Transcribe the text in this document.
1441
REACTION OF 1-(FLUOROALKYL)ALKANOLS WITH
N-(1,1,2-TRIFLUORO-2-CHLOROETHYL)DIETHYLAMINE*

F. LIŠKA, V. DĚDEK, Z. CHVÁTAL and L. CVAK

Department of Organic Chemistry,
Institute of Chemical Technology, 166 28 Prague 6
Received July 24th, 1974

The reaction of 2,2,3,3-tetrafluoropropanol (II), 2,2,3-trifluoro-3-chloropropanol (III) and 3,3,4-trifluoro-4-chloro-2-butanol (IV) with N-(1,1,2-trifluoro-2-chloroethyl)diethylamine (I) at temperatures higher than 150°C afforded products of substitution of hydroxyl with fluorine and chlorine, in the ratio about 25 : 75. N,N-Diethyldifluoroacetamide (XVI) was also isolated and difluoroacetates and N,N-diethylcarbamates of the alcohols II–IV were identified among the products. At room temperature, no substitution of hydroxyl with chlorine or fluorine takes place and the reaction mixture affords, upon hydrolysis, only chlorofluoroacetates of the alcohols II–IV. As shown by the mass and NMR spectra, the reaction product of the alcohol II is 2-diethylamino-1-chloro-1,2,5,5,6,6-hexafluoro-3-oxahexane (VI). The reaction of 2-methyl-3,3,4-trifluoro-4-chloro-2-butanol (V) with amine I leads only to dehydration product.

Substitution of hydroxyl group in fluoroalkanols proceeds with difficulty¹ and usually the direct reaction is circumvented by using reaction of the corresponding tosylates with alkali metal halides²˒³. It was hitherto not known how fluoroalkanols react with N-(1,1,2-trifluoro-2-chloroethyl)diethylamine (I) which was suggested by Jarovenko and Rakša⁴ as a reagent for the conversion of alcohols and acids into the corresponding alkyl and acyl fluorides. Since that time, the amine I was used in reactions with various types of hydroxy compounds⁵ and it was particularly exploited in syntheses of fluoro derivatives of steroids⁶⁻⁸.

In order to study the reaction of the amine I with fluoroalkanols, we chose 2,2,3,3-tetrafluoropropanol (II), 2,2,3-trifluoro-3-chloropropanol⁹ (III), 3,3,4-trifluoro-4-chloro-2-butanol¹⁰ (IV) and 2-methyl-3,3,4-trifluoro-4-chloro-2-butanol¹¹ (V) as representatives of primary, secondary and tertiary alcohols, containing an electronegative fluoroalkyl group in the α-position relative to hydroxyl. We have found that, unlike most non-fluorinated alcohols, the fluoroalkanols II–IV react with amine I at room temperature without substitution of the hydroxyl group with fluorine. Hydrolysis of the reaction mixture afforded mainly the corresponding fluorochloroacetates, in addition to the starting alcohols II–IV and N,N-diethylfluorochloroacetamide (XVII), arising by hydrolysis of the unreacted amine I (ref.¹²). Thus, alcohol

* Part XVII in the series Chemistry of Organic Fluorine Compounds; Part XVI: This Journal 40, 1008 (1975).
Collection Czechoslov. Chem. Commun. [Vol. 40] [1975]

**Work to be completed**. State how many lines of the listing hold the string "Chemistry"; reply with the number and nothing else.

**Full answer**. 2